**WORK INSTRUCTIONS**
Report back each line of the records that contains the string "污染负荷".
═════ SOURCE DATA ═════
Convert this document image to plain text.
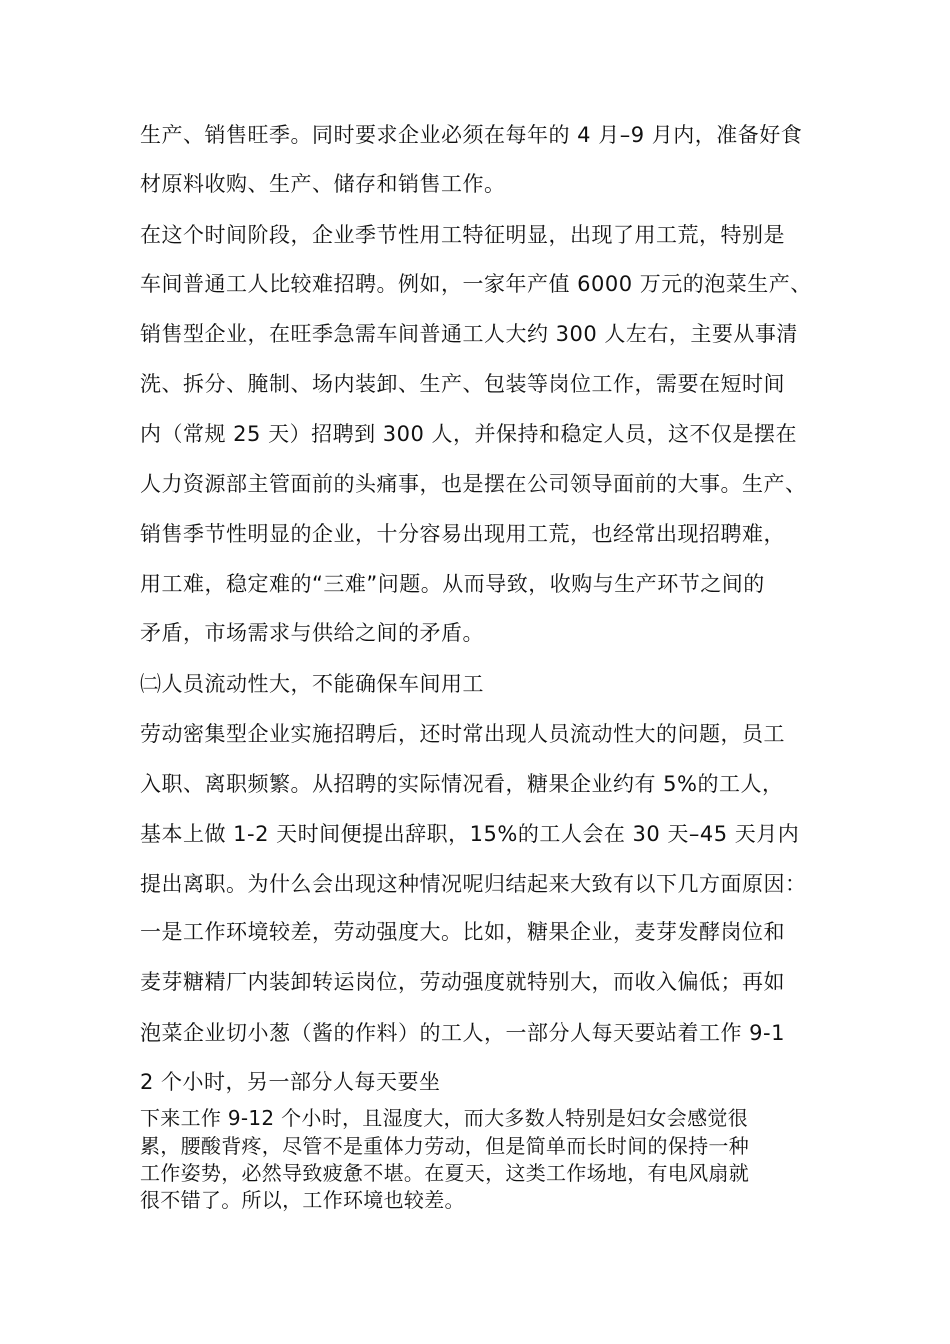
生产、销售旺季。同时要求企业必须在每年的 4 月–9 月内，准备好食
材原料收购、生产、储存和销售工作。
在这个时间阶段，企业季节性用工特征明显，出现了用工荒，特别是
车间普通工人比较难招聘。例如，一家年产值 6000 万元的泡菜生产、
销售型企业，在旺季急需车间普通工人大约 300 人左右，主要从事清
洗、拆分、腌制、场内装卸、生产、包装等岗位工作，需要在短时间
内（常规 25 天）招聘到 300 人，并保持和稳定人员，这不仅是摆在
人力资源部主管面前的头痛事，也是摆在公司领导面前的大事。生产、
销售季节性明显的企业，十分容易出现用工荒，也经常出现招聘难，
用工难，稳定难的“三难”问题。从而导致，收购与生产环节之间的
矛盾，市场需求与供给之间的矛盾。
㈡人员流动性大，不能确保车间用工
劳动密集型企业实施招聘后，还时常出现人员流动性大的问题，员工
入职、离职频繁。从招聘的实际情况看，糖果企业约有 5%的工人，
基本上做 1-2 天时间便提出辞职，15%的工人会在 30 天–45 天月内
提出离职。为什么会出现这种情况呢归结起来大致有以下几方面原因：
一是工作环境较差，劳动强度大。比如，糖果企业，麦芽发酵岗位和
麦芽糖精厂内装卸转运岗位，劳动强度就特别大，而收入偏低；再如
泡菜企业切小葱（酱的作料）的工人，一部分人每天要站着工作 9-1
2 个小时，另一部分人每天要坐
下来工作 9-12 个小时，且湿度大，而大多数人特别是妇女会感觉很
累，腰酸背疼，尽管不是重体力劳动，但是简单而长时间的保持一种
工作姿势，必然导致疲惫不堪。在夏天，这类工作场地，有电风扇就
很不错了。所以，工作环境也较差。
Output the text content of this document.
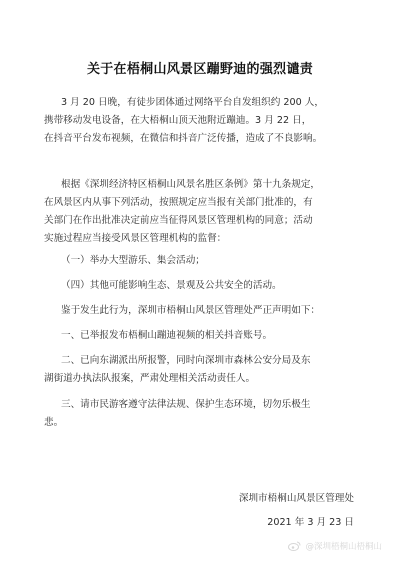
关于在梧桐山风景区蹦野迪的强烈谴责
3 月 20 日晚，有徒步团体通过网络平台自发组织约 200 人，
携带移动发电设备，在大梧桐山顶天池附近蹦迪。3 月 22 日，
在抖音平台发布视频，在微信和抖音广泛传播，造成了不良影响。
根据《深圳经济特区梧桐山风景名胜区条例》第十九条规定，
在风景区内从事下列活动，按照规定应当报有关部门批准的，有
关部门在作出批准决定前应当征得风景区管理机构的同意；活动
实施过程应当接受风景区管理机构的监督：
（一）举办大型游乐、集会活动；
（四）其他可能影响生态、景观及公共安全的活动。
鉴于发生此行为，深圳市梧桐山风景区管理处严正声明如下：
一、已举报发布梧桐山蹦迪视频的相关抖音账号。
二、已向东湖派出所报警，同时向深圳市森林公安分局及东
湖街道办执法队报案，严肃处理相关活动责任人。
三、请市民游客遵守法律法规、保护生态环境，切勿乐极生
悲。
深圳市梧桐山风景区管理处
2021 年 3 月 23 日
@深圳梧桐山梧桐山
═════
═════ SOURCE DATA ═════
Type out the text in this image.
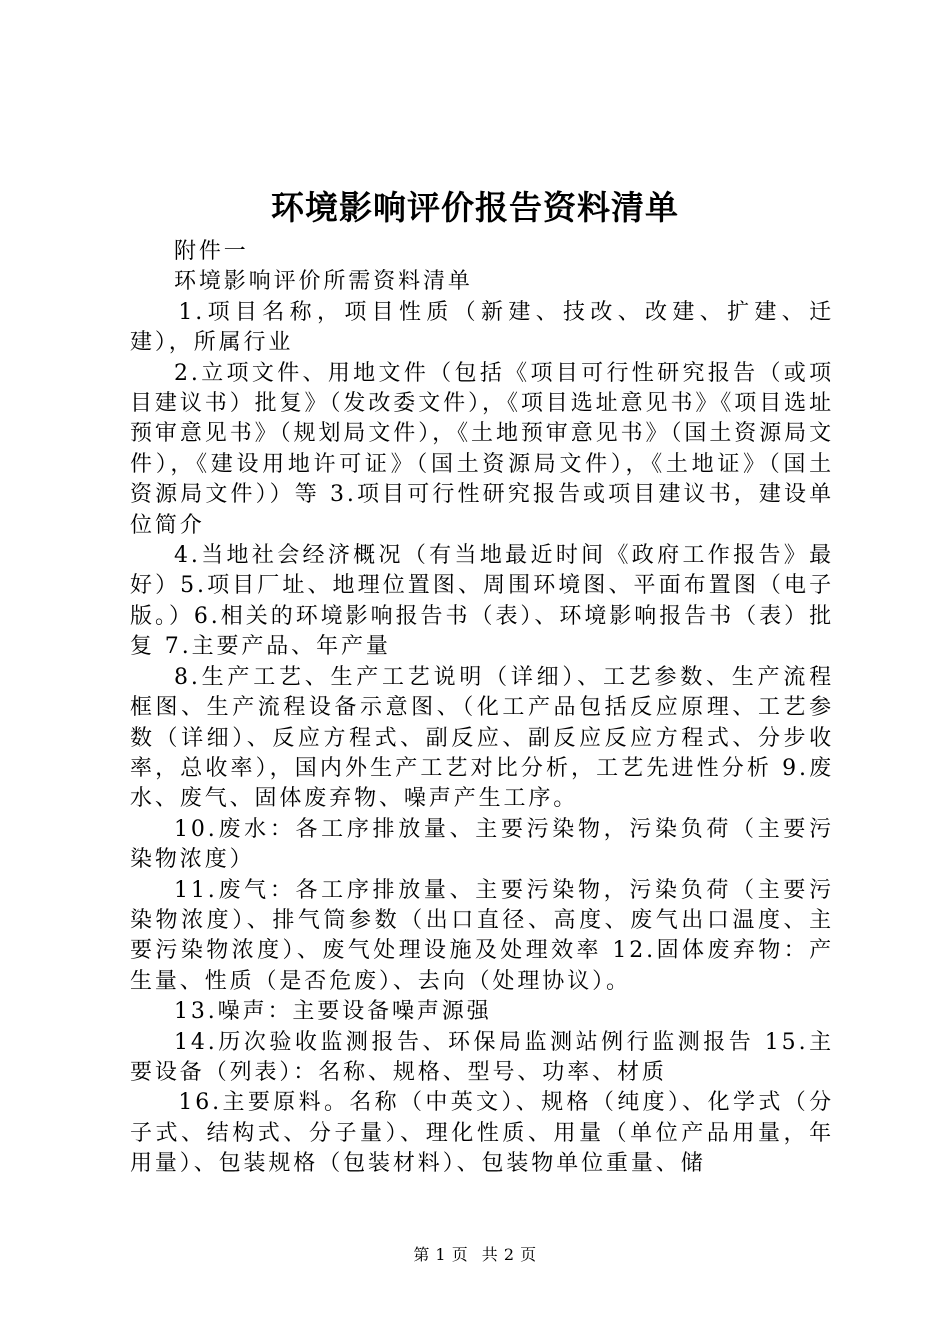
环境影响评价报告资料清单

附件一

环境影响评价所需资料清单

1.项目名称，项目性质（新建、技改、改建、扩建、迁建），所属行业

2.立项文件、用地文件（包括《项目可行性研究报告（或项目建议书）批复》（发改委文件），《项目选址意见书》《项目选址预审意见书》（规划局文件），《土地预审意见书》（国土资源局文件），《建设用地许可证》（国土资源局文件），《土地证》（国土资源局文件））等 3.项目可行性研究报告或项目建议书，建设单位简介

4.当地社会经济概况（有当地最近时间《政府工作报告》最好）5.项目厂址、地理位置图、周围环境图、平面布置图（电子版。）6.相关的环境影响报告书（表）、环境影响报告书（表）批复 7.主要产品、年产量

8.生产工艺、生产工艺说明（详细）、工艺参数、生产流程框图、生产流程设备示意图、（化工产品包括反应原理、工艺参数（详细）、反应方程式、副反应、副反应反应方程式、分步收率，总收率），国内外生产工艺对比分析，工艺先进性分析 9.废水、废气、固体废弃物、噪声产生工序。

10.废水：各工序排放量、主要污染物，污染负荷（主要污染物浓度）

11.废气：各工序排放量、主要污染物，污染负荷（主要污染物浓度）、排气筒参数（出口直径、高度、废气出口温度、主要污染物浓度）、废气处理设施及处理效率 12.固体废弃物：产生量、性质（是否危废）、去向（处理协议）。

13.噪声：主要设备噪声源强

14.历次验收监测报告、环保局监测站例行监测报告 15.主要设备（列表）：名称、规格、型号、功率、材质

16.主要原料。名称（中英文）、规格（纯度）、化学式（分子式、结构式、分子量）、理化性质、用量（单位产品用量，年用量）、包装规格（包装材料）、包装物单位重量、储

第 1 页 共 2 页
═════
**CORRECT ANSWER**
10.废水：各工序排放量、主要污染物，污染负荷（主要污染物浓度）
11.废气：各工序排放量、主要污染物，污染负荷（主要污染物浓度）、排气筒参数（出口直径、高度、废气出口温度、主要污染物浓度）、废气处理设施及处理效率 12.固体废弃物：产生量、性质（是否危废）、去向（处理协议）。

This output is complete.